Provided records start

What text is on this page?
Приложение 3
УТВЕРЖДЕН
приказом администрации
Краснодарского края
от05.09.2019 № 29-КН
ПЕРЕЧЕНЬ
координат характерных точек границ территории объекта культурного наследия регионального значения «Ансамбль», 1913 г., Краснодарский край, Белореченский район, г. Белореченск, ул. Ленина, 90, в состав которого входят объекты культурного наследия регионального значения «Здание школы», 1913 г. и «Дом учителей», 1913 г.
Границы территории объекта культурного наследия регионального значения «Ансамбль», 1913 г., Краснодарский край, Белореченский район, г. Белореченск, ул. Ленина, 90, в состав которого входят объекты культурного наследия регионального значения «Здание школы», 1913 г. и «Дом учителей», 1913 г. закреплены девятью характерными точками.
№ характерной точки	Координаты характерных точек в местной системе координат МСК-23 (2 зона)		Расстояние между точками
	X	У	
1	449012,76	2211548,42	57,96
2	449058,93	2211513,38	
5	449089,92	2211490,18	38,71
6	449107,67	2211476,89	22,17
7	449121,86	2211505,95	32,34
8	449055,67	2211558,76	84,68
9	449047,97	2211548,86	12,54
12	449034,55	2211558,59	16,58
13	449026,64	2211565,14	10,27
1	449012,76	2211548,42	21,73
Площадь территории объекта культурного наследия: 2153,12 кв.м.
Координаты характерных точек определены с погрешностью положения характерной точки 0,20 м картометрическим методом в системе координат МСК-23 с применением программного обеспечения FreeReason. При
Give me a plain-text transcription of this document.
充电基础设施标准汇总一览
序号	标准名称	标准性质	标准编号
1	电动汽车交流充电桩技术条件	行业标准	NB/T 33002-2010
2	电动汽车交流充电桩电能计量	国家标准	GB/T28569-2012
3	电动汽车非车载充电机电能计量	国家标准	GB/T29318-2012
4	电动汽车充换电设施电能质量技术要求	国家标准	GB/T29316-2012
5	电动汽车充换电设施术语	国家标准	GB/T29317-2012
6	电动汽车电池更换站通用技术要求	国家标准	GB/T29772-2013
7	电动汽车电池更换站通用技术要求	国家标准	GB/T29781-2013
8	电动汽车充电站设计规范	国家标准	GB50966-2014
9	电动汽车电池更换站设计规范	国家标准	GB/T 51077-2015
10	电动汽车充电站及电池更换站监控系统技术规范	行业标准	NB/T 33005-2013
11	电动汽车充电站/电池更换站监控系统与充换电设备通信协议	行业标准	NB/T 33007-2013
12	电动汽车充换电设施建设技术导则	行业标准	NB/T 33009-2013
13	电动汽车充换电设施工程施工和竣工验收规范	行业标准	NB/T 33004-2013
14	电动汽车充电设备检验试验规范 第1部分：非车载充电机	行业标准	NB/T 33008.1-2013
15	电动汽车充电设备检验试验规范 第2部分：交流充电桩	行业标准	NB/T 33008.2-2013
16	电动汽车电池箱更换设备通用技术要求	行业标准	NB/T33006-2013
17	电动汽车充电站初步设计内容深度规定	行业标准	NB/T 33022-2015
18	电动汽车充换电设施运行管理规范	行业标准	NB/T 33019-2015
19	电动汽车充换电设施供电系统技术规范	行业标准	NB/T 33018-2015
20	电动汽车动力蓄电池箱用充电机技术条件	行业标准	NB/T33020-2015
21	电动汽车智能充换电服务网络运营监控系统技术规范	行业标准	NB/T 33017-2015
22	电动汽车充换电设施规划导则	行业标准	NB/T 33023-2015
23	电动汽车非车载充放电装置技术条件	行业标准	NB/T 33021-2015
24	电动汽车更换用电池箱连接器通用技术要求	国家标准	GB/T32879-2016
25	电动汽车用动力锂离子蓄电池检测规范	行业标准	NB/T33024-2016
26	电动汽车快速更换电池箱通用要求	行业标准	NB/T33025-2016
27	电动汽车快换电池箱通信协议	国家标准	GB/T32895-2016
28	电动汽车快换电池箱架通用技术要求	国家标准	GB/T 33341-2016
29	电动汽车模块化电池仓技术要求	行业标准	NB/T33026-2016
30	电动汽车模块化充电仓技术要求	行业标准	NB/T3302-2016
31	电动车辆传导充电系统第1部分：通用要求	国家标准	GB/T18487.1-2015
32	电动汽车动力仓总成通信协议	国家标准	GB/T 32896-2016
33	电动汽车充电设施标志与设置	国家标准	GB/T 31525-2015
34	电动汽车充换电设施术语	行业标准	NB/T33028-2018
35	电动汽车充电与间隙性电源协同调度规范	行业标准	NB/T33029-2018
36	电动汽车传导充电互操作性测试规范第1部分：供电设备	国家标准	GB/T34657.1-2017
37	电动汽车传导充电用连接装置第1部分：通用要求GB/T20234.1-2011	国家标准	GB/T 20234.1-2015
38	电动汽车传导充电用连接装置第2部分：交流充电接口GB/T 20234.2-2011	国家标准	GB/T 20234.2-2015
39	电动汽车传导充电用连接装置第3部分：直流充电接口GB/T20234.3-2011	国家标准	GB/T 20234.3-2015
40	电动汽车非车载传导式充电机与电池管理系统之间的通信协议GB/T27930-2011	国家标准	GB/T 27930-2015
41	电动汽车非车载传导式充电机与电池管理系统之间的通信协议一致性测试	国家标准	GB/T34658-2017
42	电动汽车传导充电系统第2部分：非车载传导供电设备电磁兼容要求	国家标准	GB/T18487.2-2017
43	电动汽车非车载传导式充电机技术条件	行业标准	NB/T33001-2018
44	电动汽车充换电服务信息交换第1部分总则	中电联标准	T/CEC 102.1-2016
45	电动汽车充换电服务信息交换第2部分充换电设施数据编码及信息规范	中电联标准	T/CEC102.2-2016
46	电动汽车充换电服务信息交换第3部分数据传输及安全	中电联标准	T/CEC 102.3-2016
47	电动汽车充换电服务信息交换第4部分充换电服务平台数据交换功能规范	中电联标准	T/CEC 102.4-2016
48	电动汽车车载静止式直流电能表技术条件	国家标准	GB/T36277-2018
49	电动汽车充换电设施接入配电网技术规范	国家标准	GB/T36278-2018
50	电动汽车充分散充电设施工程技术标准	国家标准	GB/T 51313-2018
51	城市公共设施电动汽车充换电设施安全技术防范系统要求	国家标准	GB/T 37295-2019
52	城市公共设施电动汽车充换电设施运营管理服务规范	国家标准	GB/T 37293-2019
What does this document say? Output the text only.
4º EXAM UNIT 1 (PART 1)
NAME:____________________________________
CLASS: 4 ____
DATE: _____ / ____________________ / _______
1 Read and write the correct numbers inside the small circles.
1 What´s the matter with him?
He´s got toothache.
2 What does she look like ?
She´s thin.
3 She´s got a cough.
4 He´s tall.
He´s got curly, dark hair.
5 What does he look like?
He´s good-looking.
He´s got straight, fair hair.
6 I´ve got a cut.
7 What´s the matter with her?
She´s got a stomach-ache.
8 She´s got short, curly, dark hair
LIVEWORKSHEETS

Provided records end

__Stated goal__
Using the listing above, show every line that includes the string "входят".

__Exercise response__
координат характерных точек границ территории объекта культурного наследия регионального значения «Ансамбль», 1913 г., Краснодарский край, Белореченский район, г. Белореченск, ул. Ленина, 90, в состав которого входят объекты культурного наследия регионального значения «Здание школы», 1913 г. и «Дом учителей», 1913 г.
Границы территории объекта культурного наследия регионального значения «Ансамбль», 1913 г., Краснодарский край, Белореченский район, г. Белореченск, ул. Ленина, 90, в состав которого входят объекты культурного наследия регионального значения «Здание школы», 1913 г. и «Дом учителей», 1913 г. закреплены девятью характерными точками.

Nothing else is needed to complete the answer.